Given exercise » Would you transcribe all of the data exactly, down to the last character?

A block of data:

============

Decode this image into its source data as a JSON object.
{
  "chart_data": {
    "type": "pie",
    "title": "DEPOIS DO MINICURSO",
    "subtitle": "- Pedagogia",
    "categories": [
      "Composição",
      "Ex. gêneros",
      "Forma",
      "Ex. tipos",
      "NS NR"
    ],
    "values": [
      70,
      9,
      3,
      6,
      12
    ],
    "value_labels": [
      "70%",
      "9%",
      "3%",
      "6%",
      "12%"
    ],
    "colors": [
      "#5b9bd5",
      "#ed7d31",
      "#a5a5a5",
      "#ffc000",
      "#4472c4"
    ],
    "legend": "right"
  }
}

============

Reply to the task »
Decode this image into its source data as a JSON object.
{
  "chart_data": {
    "type": "pie",
    "title": "DEPOIS DO MINICURSO",
    "subtitle": "- Pedagogia",
    "categories": [
      "Composição",
      "Ex. gêneros",
      "Forma",
      "Ex. tipos",
      "NS NR"
    ],
    "values": [
      70,
      9,
      3,
      6,
      12
    ],
    "value_labels": [
      "70%",
      "9%",
      "3%",
      "6%",
      "12%"
    ],
    "colors": [
      "#5b9bd5",
      "#ed7d31",
      "#a5a5a5",
      "#ffc000",
      "#4472c4"
    ],
    "legend": "right"
  }
}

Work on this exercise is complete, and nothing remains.